GIVEN REQUEST: Make an exact copy of each entry, leaving out every picture.

▼▼▼

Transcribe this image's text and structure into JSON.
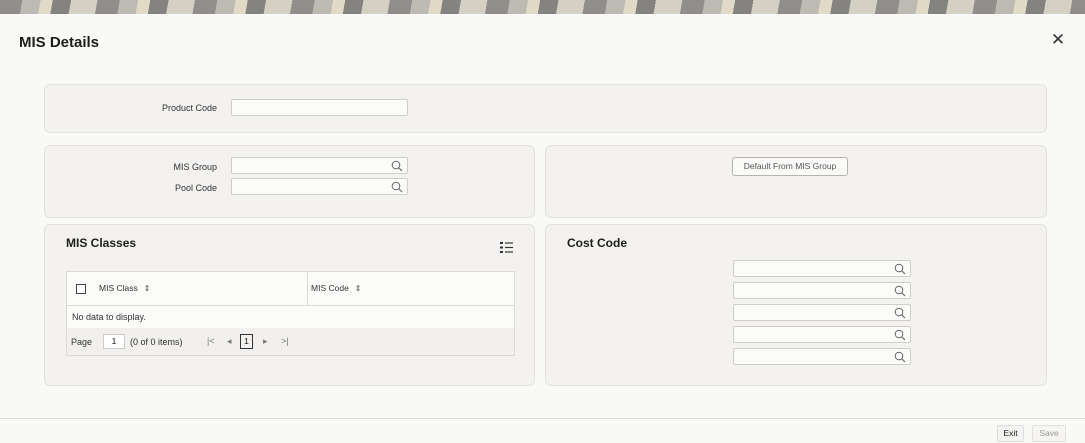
{
  "dialog": {
    "title": "MIS Details",
    "close_icon": "close-icon"
  },
  "product": {
    "product_code_label": "Product Code",
    "product_code_value": ""
  },
  "group": {
    "mis_group_label": "MIS Group",
    "mis_group_value": "",
    "pool_code_label": "Pool Code",
    "pool_code_value": "",
    "default_button": "Default From MIS Group"
  },
  "mis_classes": {
    "title": "MIS Classes",
    "columns": [
      "MIS Class",
      "MIS Code"
    ],
    "empty_text": "No data to display.",
    "pager": {
      "page_label": "Page",
      "page_value": "1",
      "items_text": "(0 of 0 items)",
      "current_page": "1"
    }
  },
  "cost_code": {
    "title": "Cost Code",
    "fields": [
      "",
      "",
      "",
      "",
      ""
    ]
  },
  "footer": {
    "exit_label": "Exit",
    "save_label": "Save"
  },
  "colors": {
    "panel_bg": "#f3f2f1",
    "border": "#e4e2df",
    "text": "#161513"
  }
}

▲▲▲

SOLUTION TO THIS EXERCISE:
Transcribe this image's text and structure into JSON.
{
  "dialog": {
    "title": "MIS Details",
    "close_icon": "close-icon"
  },
  "product": {
    "product_code_label": "Product Code",
    "product_code_value": ""
  },
  "group": {
    "mis_group_label": "MIS Group",
    "mis_group_value": "",
    "pool_code_label": "Pool Code",
    "pool_code_value": "",
    "default_button": "Default From MIS Group"
  },
  "mis_classes": {
    "title": "MIS Classes",
    "columns": [
      "MIS Class",
      "MIS Code"
    ],
    "empty_text": "No data to display.",
    "pager": {
      "page_label": "Page",
      "page_value": "1",
      "items_text": "(0 of 0 items)",
      "current_page": "1"
    }
  },
  "cost_code": {
    "title": "Cost Code",
    "fields": [
      "",
      "",
      "",
      "",
      ""
    ]
  },
  "footer": {
    "exit_label": "Exit",
    "save_label": "Save"
  },
  "colors": {
    "panel_bg": "#f3f2f1",
    "border": "#e4e2df",
    "text": "#161513"
  }
}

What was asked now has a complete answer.